Requirements:
Take from the listing each line that has the string "value".

..........

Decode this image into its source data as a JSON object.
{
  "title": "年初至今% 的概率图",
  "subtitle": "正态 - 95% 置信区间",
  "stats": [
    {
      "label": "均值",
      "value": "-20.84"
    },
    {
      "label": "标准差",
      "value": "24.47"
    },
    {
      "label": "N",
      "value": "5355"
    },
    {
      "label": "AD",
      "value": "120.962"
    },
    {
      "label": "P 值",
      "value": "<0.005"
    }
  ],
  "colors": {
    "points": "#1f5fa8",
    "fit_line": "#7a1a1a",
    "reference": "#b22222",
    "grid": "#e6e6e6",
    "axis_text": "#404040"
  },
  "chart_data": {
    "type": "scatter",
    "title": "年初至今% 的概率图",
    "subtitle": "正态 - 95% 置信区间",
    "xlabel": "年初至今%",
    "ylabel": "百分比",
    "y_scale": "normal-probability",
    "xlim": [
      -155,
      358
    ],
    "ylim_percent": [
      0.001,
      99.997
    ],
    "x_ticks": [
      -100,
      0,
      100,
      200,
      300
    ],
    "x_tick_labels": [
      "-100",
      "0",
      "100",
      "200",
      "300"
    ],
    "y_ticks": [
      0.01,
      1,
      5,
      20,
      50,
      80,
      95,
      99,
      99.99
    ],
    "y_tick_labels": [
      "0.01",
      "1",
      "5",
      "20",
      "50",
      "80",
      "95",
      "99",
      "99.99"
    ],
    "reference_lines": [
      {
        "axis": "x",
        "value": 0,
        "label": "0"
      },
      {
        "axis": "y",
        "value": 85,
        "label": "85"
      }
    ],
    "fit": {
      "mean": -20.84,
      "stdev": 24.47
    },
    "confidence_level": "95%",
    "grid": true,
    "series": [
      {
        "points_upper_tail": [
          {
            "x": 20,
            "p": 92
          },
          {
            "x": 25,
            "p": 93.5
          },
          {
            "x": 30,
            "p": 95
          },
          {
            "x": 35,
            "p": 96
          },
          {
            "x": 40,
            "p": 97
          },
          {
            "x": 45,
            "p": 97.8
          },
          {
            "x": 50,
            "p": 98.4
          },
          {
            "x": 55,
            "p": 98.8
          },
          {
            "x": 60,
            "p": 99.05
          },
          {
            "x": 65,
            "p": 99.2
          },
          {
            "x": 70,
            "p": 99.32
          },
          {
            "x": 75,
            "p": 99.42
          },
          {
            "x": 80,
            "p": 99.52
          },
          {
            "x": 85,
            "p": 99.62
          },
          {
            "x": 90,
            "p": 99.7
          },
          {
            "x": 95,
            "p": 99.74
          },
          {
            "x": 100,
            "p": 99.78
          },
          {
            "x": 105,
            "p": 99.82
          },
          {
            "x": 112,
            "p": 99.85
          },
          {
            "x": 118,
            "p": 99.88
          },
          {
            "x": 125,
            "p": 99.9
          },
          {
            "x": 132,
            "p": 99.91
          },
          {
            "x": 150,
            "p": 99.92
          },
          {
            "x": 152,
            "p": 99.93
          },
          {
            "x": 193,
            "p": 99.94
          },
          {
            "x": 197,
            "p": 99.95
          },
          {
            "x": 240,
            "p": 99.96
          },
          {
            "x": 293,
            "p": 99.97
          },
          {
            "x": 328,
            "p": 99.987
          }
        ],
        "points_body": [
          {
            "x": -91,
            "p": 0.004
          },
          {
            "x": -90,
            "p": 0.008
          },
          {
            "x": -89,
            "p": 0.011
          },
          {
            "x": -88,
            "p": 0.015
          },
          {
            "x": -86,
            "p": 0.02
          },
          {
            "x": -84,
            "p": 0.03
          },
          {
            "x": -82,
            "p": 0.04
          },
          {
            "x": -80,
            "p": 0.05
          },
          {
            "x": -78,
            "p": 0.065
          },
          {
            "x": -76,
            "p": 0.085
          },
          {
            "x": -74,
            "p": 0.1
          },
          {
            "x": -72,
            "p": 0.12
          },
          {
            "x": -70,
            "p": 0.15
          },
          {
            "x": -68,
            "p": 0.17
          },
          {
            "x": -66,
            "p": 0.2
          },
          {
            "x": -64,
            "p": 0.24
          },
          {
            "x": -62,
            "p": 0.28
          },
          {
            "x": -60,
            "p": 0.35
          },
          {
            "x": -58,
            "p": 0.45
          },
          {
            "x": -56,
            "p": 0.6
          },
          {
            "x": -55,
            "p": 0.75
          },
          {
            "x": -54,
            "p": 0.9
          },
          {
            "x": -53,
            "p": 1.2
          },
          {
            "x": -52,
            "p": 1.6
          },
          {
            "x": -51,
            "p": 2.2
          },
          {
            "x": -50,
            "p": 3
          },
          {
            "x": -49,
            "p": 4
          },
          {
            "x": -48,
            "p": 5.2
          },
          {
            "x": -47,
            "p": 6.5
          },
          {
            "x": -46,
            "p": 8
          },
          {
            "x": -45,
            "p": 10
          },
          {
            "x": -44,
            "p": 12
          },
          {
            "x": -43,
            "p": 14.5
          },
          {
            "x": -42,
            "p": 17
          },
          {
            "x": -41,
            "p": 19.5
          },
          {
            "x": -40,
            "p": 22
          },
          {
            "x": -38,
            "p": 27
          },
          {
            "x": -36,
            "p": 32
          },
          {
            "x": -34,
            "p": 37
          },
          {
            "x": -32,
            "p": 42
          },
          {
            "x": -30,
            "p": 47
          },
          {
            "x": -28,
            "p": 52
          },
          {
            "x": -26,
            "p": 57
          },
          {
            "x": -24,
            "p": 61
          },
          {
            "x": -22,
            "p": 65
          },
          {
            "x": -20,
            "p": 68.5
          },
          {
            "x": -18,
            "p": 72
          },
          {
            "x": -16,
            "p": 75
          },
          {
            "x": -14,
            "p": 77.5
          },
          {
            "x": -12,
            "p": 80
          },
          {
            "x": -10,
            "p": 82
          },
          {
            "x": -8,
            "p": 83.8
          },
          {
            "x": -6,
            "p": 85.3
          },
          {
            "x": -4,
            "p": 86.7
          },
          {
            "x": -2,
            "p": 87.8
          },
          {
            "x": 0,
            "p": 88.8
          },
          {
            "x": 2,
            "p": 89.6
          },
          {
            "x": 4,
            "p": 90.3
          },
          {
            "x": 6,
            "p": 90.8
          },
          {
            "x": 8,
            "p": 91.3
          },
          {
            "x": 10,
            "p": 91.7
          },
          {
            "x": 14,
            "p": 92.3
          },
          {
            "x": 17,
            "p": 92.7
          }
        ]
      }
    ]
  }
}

..........

Task result:
      "value": "-20.84"
      "value": "24.47"
      "value": "5355"
      "value": "120.962"
      "value": "<0.005"
        "value": 0,
        "value": 85,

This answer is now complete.